# [PROBLEM TO WORK ON]
Do any lines in the data below contain "Fractal"? If so, copy every one of them.

____ RECORD SET

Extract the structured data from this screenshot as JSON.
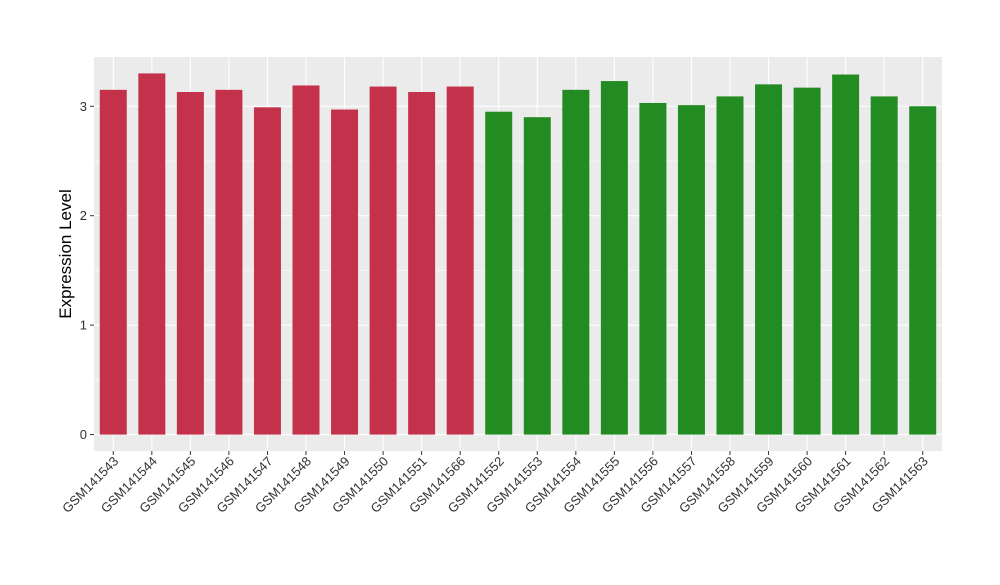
{
  "chart_data": {
    "type": "bar",
    "title": "",
    "xlabel": "",
    "ylabel": "Expression Level",
    "ylim": [
      -0.15,
      3.45
    ],
    "yticks": [
      0,
      1,
      2,
      3
    ],
    "grid": true,
    "legend": "none",
    "panel_background": "#EBEBEB",
    "gridline_color": "#FFFFFF",
    "categories": [
      "GSM141543",
      "GSM141544",
      "GSM141545",
      "GSM141546",
      "GSM141547",
      "GSM141548",
      "GSM141549",
      "GSM141550",
      "GSM141551",
      "GSM141566",
      "GSM141552",
      "GSM141553",
      "GSM141554",
      "GSM141555",
      "GSM141556",
      "GSM141557",
      "GSM141558",
      "GSM141559",
      "GSM141560",
      "GSM141561",
      "GSM141562",
      "GSM141563"
    ],
    "values": [
      3.15,
      3.3,
      3.13,
      3.15,
      2.99,
      3.19,
      2.97,
      3.18,
      3.13,
      3.18,
      2.95,
      2.9,
      3.15,
      3.23,
      3.03,
      3.01,
      3.09,
      3.2,
      3.17,
      3.29,
      3.09,
      3.0
    ],
    "bar_colors": [
      "#C4314B",
      "#C4314B",
      "#C4314B",
      "#C4314B",
      "#C4314B",
      "#C4314B",
      "#C4314B",
      "#C4314B",
      "#C4314B",
      "#C4314B",
      "#228B22",
      "#228B22",
      "#228B22",
      "#228B22",
      "#228B22",
      "#228B22",
      "#228B22",
      "#228B22",
      "#228B22",
      "#228B22",
      "#228B22",
      "#228B22"
    ]
  }
}
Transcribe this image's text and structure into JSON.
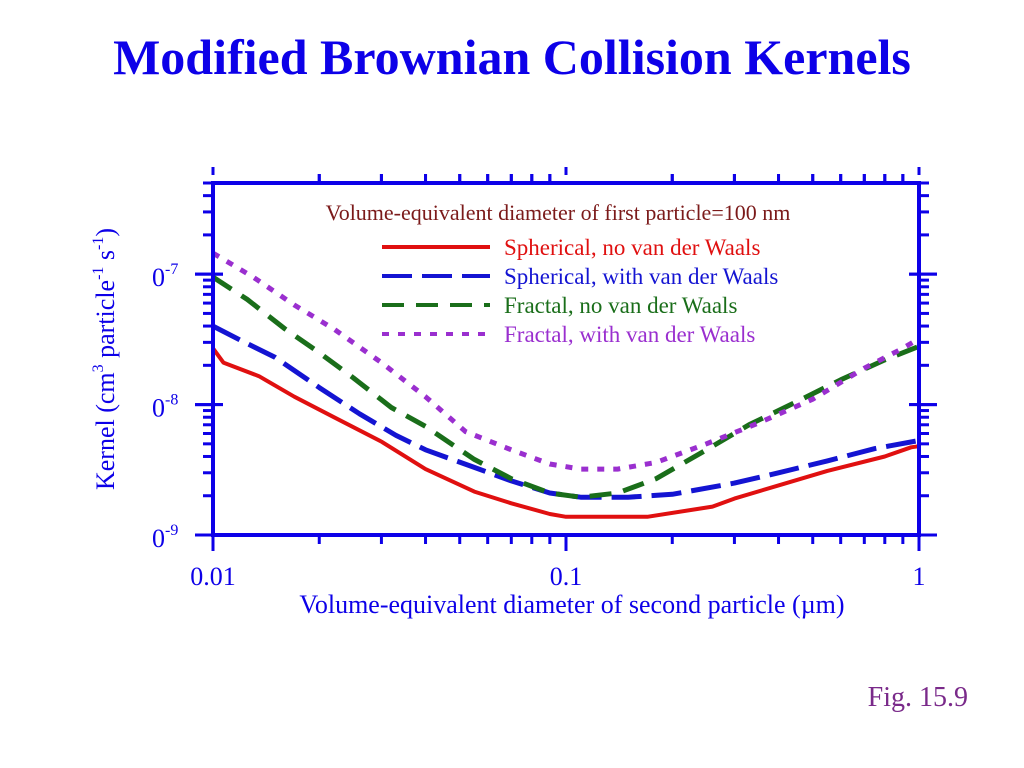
{
  "slide": {
    "title": "Modified Brownian Collision Kernels",
    "figure_label": "Fig. 15.9"
  },
  "colors": {
    "title": "#0d00e8",
    "axis": "#0d00e8",
    "figure_label": "#7a2a8a",
    "annotation": "#7b1a1a"
  },
  "chart_data": {
    "type": "line",
    "title": "",
    "annotation": "Volume-equivalent diameter of first particle=100 nm",
    "xlabel": "Volume-equivalent diameter of second particle (µm)",
    "ylabel": "Kernel (cm³ particle⁻¹ s⁻¹)",
    "x_scale": "log",
    "y_scale": "log",
    "xlim": [
      0.01,
      1
    ],
    "ylim": [
      1e-09,
      5e-07
    ],
    "x_tick_labels": [
      {
        "value": 0.01,
        "label": "0.01"
      },
      {
        "value": 0.1,
        "label": "0.1"
      },
      {
        "value": 1,
        "label": "1"
      }
    ],
    "y_tick_labels": [
      {
        "value": 1e-09,
        "base": "0",
        "exp": "-9"
      },
      {
        "value": 1e-08,
        "base": "0",
        "exp": "-8"
      },
      {
        "value": 1e-07,
        "base": "0",
        "exp": "-7"
      }
    ],
    "grid": false,
    "legend_position": "top-right",
    "series": [
      {
        "name": "Spherical, no van der Waals",
        "color": "#e01010",
        "dash": "solid",
        "x": [
          0.01,
          0.0107,
          0.0135,
          0.017,
          0.022,
          0.03,
          0.04,
          0.055,
          0.07,
          0.09,
          0.1,
          0.13,
          0.17,
          0.26,
          0.3,
          0.4,
          0.55,
          0.8,
          0.95,
          1.0
        ],
        "y": [
          2.7e-08,
          2.1e-08,
          1.65e-08,
          1.15e-08,
          8e-09,
          5.2e-09,
          3.2e-09,
          2.15e-09,
          1.75e-09,
          1.45e-09,
          1.38e-09,
          1.38e-09,
          1.38e-09,
          1.65e-09,
          1.9e-09,
          2.4e-09,
          3.1e-09,
          4e-09,
          4.7e-09,
          4.8e-09
        ]
      },
      {
        "name": "Spherical, with van der Waals",
        "color": "#1414d2",
        "dash": "long-dash",
        "x": [
          0.01,
          0.012,
          0.015,
          0.02,
          0.026,
          0.033,
          0.04,
          0.055,
          0.07,
          0.09,
          0.11,
          0.15,
          0.2,
          0.3,
          0.4,
          0.55,
          0.75,
          1.0
        ],
        "y": [
          4e-08,
          3.1e-08,
          2.3e-08,
          1.35e-08,
          8.5e-09,
          5.8e-09,
          4.5e-09,
          3.3e-09,
          2.6e-09,
          2.1e-09,
          1.95e-09,
          1.95e-09,
          2.05e-09,
          2.5e-09,
          3e-09,
          3.7e-09,
          4.6e-09,
          5.3e-09
        ]
      },
      {
        "name": "Fractal, no van der Waals",
        "color": "#1a6e1a",
        "dash": "dash",
        "x": [
          0.01,
          0.0125,
          0.016,
          0.02,
          0.025,
          0.032,
          0.04,
          0.055,
          0.07,
          0.09,
          0.11,
          0.14,
          0.18,
          0.25,
          0.33,
          0.45,
          0.6,
          0.8,
          1.0
        ],
        "y": [
          9.5e-08,
          6.4e-08,
          3.8e-08,
          2.5e-08,
          1.6e-08,
          9.5e-09,
          6.8e-09,
          3.8e-09,
          2.7e-09,
          2.1e-09,
          1.95e-09,
          2.1e-09,
          2.7e-09,
          4.5e-09,
          7e-09,
          1.05e-08,
          1.55e-08,
          2.2e-08,
          2.8e-08
        ]
      },
      {
        "name": "Fractal, with van der Waals",
        "color": "#9a2fcf",
        "dash": "dot",
        "x": [
          0.01,
          0.013,
          0.017,
          0.022,
          0.03,
          0.04,
          0.052,
          0.07,
          0.09,
          0.11,
          0.14,
          0.18,
          0.25,
          0.35,
          0.5,
          0.7,
          0.9,
          1.0
        ],
        "y": [
          1.45e-07,
          9.5e-08,
          5.8e-08,
          3.8e-08,
          2.1e-08,
          1.15e-08,
          6.2e-09,
          4.5e-09,
          3.5e-09,
          3.2e-09,
          3.2e-09,
          3.6e-09,
          5e-09,
          7.2e-09,
          1.1e-08,
          1.9e-08,
          2.7e-08,
          3.2e-08
        ]
      }
    ]
  }
}
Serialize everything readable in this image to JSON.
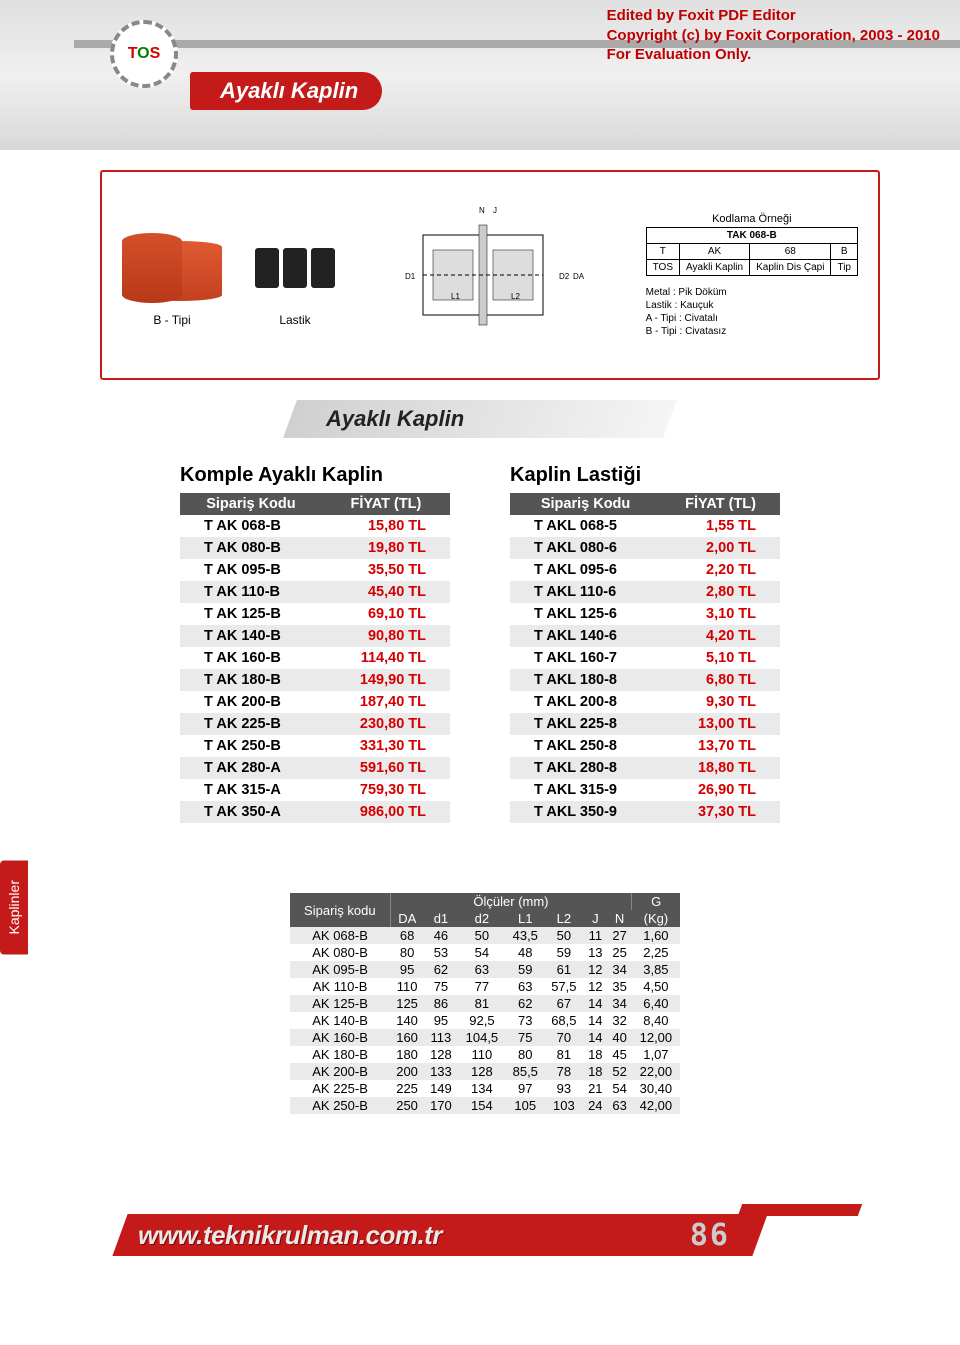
{
  "watermark": {
    "line1": "Edited by Foxit PDF Editor",
    "line2": "Copyright (c) by Foxit Corporation, 2003 - 2010",
    "line3": "For Evaluation Only."
  },
  "logo": {
    "t": "T",
    "o": "O",
    "s": "S"
  },
  "header_title": "Ayaklı Kaplin",
  "product_labels": {
    "btipi": "B - Tipi",
    "lastik": "Lastik"
  },
  "coding": {
    "title": "Kodlama Örneği",
    "example": "TAK 068-B",
    "row1": [
      "T",
      "AK",
      "68",
      "B"
    ],
    "row2": [
      "TOS",
      "Ayakli Kaplin",
      "Kaplin Dis Çapi",
      "Tip"
    ],
    "notes": [
      "Metal : Pik Döküm",
      "Lastik : Kauçuk",
      "A - Tipi : Civatalı",
      "B - Tipi : Civatasız"
    ]
  },
  "section_heading": "Ayaklı Kaplin",
  "table_left": {
    "title": "Komple Ayaklı Kaplin",
    "headers": [
      "Sipariş Kodu",
      "FİYAT  (TL)"
    ],
    "rows": [
      [
        "T AK 068-B",
        "15,80 TL"
      ],
      [
        "T AK 080-B",
        "19,80 TL"
      ],
      [
        "T AK 095-B",
        "35,50 TL"
      ],
      [
        "T AK 110-B",
        "45,40 TL"
      ],
      [
        "T AK 125-B",
        "69,10 TL"
      ],
      [
        "T AK 140-B",
        "90,80 TL"
      ],
      [
        "T AK 160-B",
        "114,40 TL"
      ],
      [
        "T AK 180-B",
        "149,90 TL"
      ],
      [
        "T AK 200-B",
        "187,40 TL"
      ],
      [
        "T AK 225-B",
        "230,80 TL"
      ],
      [
        "T AK 250-B",
        "331,30 TL"
      ],
      [
        "T AK 280-A",
        "591,60 TL"
      ],
      [
        "T AK 315-A",
        "759,30 TL"
      ],
      [
        "T AK 350-A",
        "986,00 TL"
      ]
    ]
  },
  "table_right": {
    "title": "Kaplin Lastiği",
    "headers": [
      "Sipariş Kodu",
      "FİYAT  (TL)"
    ],
    "rows": [
      [
        "T AKL 068-5",
        "1,55 TL"
      ],
      [
        "T AKL 080-6",
        "2,00 TL"
      ],
      [
        "T AKL 095-6",
        "2,20 TL"
      ],
      [
        "T AKL 110-6",
        "2,80 TL"
      ],
      [
        "T AKL 125-6",
        "3,10 TL"
      ],
      [
        "T AKL 140-6",
        "4,20 TL"
      ],
      [
        "T AKL 160-7",
        "5,10 TL"
      ],
      [
        "T AKL 180-8",
        "6,80 TL"
      ],
      [
        "T AKL 200-8",
        "9,30 TL"
      ],
      [
        "T AKL 225-8",
        "13,00 TL"
      ],
      [
        "T AKL 250-8",
        "13,70 TL"
      ],
      [
        "T AKL 280-8",
        "18,80 TL"
      ],
      [
        "T AKL 315-9",
        "26,90 TL"
      ],
      [
        "T AKL 350-9",
        "37,30 TL"
      ]
    ]
  },
  "side_tab": "Kaplinler",
  "dims": {
    "header_group1": "Sipariş kodu",
    "header_group2": "Ölçüler (mm)",
    "header_group3": "G",
    "subheads": [
      "DA",
      "d1",
      "d2",
      "L1",
      "L2",
      "J",
      "N",
      "(Kg)"
    ],
    "rows": [
      [
        "AK 068-B",
        "68",
        "46",
        "50",
        "43,5",
        "50",
        "11",
        "27",
        "1,60"
      ],
      [
        "AK 080-B",
        "80",
        "53",
        "54",
        "48",
        "59",
        "13",
        "25",
        "2,25"
      ],
      [
        "AK 095-B",
        "95",
        "62",
        "63",
        "59",
        "61",
        "12",
        "34",
        "3,85"
      ],
      [
        "AK 110-B",
        "110",
        "75",
        "77",
        "63",
        "57,5",
        "12",
        "35",
        "4,50"
      ],
      [
        "AK 125-B",
        "125",
        "86",
        "81",
        "62",
        "67",
        "14",
        "34",
        "6,40"
      ],
      [
        "AK 140-B",
        "140",
        "95",
        "92,5",
        "73",
        "68,5",
        "14",
        "32",
        "8,40"
      ],
      [
        "AK 160-B",
        "160",
        "113",
        "104,5",
        "75",
        "70",
        "14",
        "40",
        "12,00"
      ],
      [
        "AK 180-B",
        "180",
        "128",
        "110",
        "80",
        "81",
        "18",
        "45",
        "1,07"
      ],
      [
        "AK 200-B",
        "200",
        "133",
        "128",
        "85,5",
        "78",
        "18",
        "52",
        "22,00"
      ],
      [
        "AK 225-B",
        "225",
        "149",
        "134",
        "97",
        "93",
        "21",
        "54",
        "30,40"
      ],
      [
        "AK 250-B",
        "250",
        "170",
        "154",
        "105",
        "103",
        "24",
        "63",
        "42,00"
      ]
    ]
  },
  "footer": {
    "url": "www.teknikrulman.com.tr",
    "page": "86"
  },
  "colors": {
    "brand_red": "#c41a1a",
    "price_red": "#d40000",
    "header_dark": "#555555",
    "row_alt": "#eaeaea"
  }
}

________

# [ANSWER TO THIS PROBLEM]
        "name": "Fractal, no van der Waals",
        "name": "Fractal, with van der Waals",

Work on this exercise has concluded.